What you have to do – Down to the final line, print each entry exactly.
*** Opening Information shown ***
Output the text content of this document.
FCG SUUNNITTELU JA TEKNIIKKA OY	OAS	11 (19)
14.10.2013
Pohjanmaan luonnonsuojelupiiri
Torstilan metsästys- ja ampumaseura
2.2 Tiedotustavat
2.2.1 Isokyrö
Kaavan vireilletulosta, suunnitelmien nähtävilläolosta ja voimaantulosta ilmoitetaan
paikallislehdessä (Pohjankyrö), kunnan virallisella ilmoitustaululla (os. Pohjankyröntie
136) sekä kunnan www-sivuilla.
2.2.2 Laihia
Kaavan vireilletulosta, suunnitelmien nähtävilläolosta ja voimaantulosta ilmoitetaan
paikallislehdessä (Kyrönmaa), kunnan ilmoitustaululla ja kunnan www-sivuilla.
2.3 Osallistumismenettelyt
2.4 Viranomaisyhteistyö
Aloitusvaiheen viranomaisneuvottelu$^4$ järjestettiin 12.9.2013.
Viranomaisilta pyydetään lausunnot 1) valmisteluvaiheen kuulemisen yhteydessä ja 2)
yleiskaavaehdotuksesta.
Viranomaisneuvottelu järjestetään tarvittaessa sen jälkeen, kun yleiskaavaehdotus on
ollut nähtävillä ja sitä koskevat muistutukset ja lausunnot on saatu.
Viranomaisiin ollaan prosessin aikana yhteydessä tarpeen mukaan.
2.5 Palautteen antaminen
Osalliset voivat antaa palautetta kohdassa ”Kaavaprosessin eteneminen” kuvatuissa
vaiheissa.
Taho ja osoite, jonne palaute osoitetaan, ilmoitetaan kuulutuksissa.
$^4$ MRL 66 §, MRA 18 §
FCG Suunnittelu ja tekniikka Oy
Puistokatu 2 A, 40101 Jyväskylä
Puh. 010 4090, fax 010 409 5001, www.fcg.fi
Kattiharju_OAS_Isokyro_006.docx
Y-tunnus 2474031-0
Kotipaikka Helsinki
*** Closing Information shown ***
Response to this exercise –
Output the text content of this document.
FCG SUUNNITTELU JA TEKNIIKKA OY	OAS	11 (19)
14.10.2013
Pohjanmaan luonnonsuojelupiiri
Torstilan metsästys- ja ampumaseura
2.2 Tiedotustavat
2.2.1 Isokyrö
Kaavan vireilletulosta, suunnitelmien nähtävilläolosta ja voimaantulosta ilmoitetaan
paikallislehdessä (Pohjankyrö), kunnan virallisella ilmoitustaululla (os. Pohjankyröntie
136) sekä kunnan www-sivuilla.
2.2.2 Laihia
Kaavan vireilletulosta, suunnitelmien nähtävilläolosta ja voimaantulosta ilmoitetaan
paikallislehdessä (Kyrönmaa), kunnan ilmoitustaululla ja kunnan www-sivuilla.
2.3 Osallistumismenettelyt
2.4 Viranomaisyhteistyö
Aloitusvaiheen viranomaisneuvottelu$^4$ järjestettiin 12.9.2013.
Viranomaisilta pyydetään lausunnot 1) valmisteluvaiheen kuulemisen yhteydessä ja 2)
yleiskaavaehdotuksesta.
Viranomaisneuvottelu järjestetään tarvittaessa sen jälkeen, kun yleiskaavaehdotus on
ollut nähtävillä ja sitä koskevat muistutukset ja lausunnot on saatu.
Viranomaisiin ollaan prosessin aikana yhteydessä tarpeen mukaan.
2.5 Palautteen antaminen
Osalliset voivat antaa palautetta kohdassa ”Kaavaprosessin eteneminen” kuvatuissa
vaiheissa.
Taho ja osoite, jonne palaute osoitetaan, ilmoitetaan kuulutuksissa.
$^4$ MRL 66 §, MRA 18 §
FCG Suunnittelu ja tekniikka Oy
Puistokatu 2 A, 40101 Jyväskylä
Puh. 010 4090, fax 010 409 5001, www.fcg.fi
Kattiharju_OAS_Isokyro_006.docx
Y-tunnus 2474031-0
Kotipaikka Helsinki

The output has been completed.